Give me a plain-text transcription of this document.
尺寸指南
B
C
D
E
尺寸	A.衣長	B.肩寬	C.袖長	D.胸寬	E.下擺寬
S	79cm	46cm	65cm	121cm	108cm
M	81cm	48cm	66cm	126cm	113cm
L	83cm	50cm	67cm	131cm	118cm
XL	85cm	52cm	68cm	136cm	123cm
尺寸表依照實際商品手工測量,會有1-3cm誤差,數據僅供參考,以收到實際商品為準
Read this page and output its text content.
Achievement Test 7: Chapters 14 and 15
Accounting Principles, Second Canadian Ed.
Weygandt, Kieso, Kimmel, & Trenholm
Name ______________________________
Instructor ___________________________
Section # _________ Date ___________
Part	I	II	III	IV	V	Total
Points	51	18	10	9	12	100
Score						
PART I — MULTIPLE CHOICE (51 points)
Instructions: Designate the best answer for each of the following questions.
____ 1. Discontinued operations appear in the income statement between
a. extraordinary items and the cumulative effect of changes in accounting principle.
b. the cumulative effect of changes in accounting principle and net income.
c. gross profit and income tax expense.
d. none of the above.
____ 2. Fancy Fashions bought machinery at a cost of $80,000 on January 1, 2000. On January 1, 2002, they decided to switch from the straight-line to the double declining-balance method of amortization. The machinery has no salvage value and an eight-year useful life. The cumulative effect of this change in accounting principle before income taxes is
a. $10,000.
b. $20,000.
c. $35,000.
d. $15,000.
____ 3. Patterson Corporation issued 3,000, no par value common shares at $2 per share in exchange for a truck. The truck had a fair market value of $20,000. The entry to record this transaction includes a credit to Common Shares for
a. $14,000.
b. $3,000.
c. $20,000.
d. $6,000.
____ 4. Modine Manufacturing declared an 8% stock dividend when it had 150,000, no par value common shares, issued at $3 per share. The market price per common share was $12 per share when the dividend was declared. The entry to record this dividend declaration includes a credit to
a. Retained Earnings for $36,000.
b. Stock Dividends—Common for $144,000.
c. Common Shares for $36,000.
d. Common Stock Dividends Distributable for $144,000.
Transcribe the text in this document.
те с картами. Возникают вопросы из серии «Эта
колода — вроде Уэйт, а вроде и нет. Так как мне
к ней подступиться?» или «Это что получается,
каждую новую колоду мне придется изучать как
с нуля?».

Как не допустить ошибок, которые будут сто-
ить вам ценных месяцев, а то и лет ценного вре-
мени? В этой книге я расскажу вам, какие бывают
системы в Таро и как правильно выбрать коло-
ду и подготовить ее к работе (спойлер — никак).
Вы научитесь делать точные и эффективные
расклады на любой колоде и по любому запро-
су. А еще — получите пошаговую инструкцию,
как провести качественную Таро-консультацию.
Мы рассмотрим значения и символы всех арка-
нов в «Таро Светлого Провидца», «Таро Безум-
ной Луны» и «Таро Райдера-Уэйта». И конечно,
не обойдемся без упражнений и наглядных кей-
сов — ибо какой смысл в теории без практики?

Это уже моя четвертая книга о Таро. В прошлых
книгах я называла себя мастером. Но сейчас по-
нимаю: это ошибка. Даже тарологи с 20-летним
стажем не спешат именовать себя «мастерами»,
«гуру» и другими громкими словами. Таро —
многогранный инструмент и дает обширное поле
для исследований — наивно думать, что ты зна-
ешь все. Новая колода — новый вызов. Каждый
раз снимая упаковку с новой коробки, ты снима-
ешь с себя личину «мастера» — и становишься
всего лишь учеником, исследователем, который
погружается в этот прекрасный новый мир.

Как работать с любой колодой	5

## Exercise brief
Go through the data and return every record exactly.

## Answer to the problem
Give me a plain-text transcription of this document.
尺寸指南
B
C
D
E
尺寸	A.衣長	B.肩寬	C.袖長	D.胸寬	E.下擺寬
S	79cm	46cm	65cm	121cm	108cm
M	81cm	48cm	66cm	126cm	113cm
L	83cm	50cm	67cm	131cm	118cm
XL	85cm	52cm	68cm	136cm	123cm
尺寸表依照實際商品手工測量,會有1-3cm誤差,數據僅供參考,以收到實際商品為準
Read this page and output its text content.
Achievement Test 7: Chapters 14 and 15
Accounting Principles, Second Canadian Ed.
Weygandt, Kieso, Kimmel, & Trenholm
Name ______________________________
Instructor ___________________________
Section # _________ Date ___________
Part	I	II	III	IV	V	Total
Points	51	18	10	9	12	100
Score						
PART I — MULTIPLE CHOICE (51 points)
Instructions: Designate the best answer for each of the following questions.
____ 1. Discontinued operations appear in the income statement between
a. extraordinary items and the cumulative effect of changes in accounting principle.
b. the cumulative effect of changes in accounting principle and net income.
c. gross profit and income tax expense.
d. none of the above.
____ 2. Fancy Fashions bought machinery at a cost of $80,000 on January 1, 2000. On January 1, 2002, they decided to switch from the straight-line to the double declining-balance method of amortization. The machinery has no salvage value and an eight-year useful life. The cumulative effect of this change in accounting principle before income taxes is
a. $10,000.
b. $20,000.
c. $35,000.
d. $15,000.
____ 3. Patterson Corporation issued 3,000, no par value common shares at $2 per share in exchange for a truck. The truck had a fair market value of $20,000. The entry to record this transaction includes a credit to Common Shares for
a. $14,000.
b. $3,000.
c. $20,000.
d. $6,000.
____ 4. Modine Manufacturing declared an 8% stock dividend when it had 150,000, no par value common shares, issued at $3 per share. The market price per common share was $12 per share when the dividend was declared. The entry to record this dividend declaration includes a credit to
a. Retained Earnings for $36,000.
b. Stock Dividends—Common for $144,000.
c. Common Shares for $36,000.
d. Common Stock Dividends Distributable for $144,000.
Transcribe the text in this document.
те с картами. Возникают вопросы из серии «Эта
колода — вроде Уэйт, а вроде и нет. Так как мне
к ней подступиться?» или «Это что получается,
каждую новую колоду мне придется изучать как
с нуля?».

Как не допустить ошибок, которые будут сто-
ить вам ценных месяцев, а то и лет ценного вре-
мени? В этой книге я расскажу вам, какие бывают
системы в Таро и как правильно выбрать коло-
ду и подготовить ее к работе (спойлер — никак).
Вы научитесь делать точные и эффективные
расклады на любой колоде и по любому запро-
су. А еще — получите пошаговую инструкцию,
как провести качественную Таро-консультацию.
Мы рассмотрим значения и символы всех арка-
нов в «Таро Светлого Провидца», «Таро Безум-
ной Луны» и «Таро Райдера-Уэйта». И конечно,
не обойдемся без упражнений и наглядных кей-
сов — ибо какой смысл в теории без практики?

Это уже моя четвертая книга о Таро. В прошлых
книгах я называла себя мастером. Но сейчас по-
нимаю: это ошибка. Даже тарологи с 20-летним
стажем не спешат именовать себя «мастерами»,
«гуру» и другими громкими словами. Таро —
многогранный инструмент и дает обширное поле
для исследований — наивно думать, что ты зна-
ешь все. Новая колода — новый вызов. Каждый
раз снимая упаковку с новой коробки, ты снима-
ешь с себя личину «мастера» — и становишься
всего лишь учеником, исследователем, который
погружается в этот прекрасный новый мир.

Как работать с любой колодой	5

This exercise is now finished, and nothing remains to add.